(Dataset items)

+--

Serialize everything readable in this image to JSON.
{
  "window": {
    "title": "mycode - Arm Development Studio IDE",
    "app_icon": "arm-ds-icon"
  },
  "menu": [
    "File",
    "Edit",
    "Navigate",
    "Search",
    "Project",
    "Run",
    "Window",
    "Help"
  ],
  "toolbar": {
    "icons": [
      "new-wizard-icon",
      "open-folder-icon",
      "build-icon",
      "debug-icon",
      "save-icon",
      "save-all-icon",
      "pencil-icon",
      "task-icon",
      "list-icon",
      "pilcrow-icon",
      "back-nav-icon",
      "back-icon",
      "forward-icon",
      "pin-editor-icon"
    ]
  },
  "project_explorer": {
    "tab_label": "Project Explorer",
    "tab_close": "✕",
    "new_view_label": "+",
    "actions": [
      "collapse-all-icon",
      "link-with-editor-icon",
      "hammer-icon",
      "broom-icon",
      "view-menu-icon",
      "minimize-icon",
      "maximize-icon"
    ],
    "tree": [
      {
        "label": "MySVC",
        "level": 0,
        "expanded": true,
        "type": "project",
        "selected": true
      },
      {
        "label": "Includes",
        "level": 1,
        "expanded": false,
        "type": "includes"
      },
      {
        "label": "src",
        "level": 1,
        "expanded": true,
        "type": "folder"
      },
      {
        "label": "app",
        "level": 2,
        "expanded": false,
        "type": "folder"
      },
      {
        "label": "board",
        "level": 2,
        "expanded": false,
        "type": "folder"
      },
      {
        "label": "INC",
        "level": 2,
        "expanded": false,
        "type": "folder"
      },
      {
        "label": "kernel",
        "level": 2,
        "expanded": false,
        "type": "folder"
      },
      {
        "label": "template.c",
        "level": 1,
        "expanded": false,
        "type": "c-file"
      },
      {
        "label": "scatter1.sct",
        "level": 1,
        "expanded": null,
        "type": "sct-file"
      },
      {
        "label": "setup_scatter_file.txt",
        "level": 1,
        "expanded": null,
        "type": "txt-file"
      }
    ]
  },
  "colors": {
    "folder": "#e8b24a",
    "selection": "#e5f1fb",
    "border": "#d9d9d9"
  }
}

+--

* [OBJECTIVE] Write out the records shown above, exactly as they appear.

* [WRITTEN REPLY]
Serialize everything readable in this image to JSON.
{
  "window": {
    "title": "mycode - Arm Development Studio IDE",
    "app_icon": "arm-ds-icon"
  },
  "menu": [
    "File",
    "Edit",
    "Navigate",
    "Search",
    "Project",
    "Run",
    "Window",
    "Help"
  ],
  "toolbar": {
    "icons": [
      "new-wizard-icon",
      "open-folder-icon",
      "build-icon",
      "debug-icon",
      "save-icon",
      "save-all-icon",
      "pencil-icon",
      "task-icon",
      "list-icon",
      "pilcrow-icon",
      "back-nav-icon",
      "back-icon",
      "forward-icon",
      "pin-editor-icon"
    ]
  },
  "project_explorer": {
    "tab_label": "Project Explorer",
    "tab_close": "✕",
    "new_view_label": "+",
    "actions": [
      "collapse-all-icon",
      "link-with-editor-icon",
      "hammer-icon",
      "broom-icon",
      "view-menu-icon",
      "minimize-icon",
      "maximize-icon"
    ],
    "tree": [
      {
        "label": "MySVC",
        "level": 0,
        "expanded": true,
        "type": "project",
        "selected": true
      },
      {
        "label": "Includes",
        "level": 1,
        "expanded": false,
        "type": "includes"
      },
      {
        "label": "src",
        "level": 1,
        "expanded": true,
        "type": "folder"
      },
      {
        "label": "app",
        "level": 2,
        "expanded": false,
        "type": "folder"
      },
      {
        "label": "board",
        "level": 2,
        "expanded": false,
        "type": "folder"
      },
      {
        "label": "INC",
        "level": 2,
        "expanded": false,
        "type": "folder"
      },
      {
        "label": "kernel",
        "level": 2,
        "expanded": false,
        "type": "folder"
      },
      {
        "label": "template.c",
        "level": 1,
        "expanded": false,
        "type": "c-file"
      },
      {
        "label": "scatter1.sct",
        "level": 1,
        "expanded": null,
        "type": "sct-file"
      },
      {
        "label": "setup_scatter_file.txt",
        "level": 1,
        "expanded": null,
        "type": "txt-file"
      }
    ]
  },
  "colors": {
    "folder": "#e8b24a",
    "selection": "#e5f1fb",
    "border": "#d9d9d9"
  }
}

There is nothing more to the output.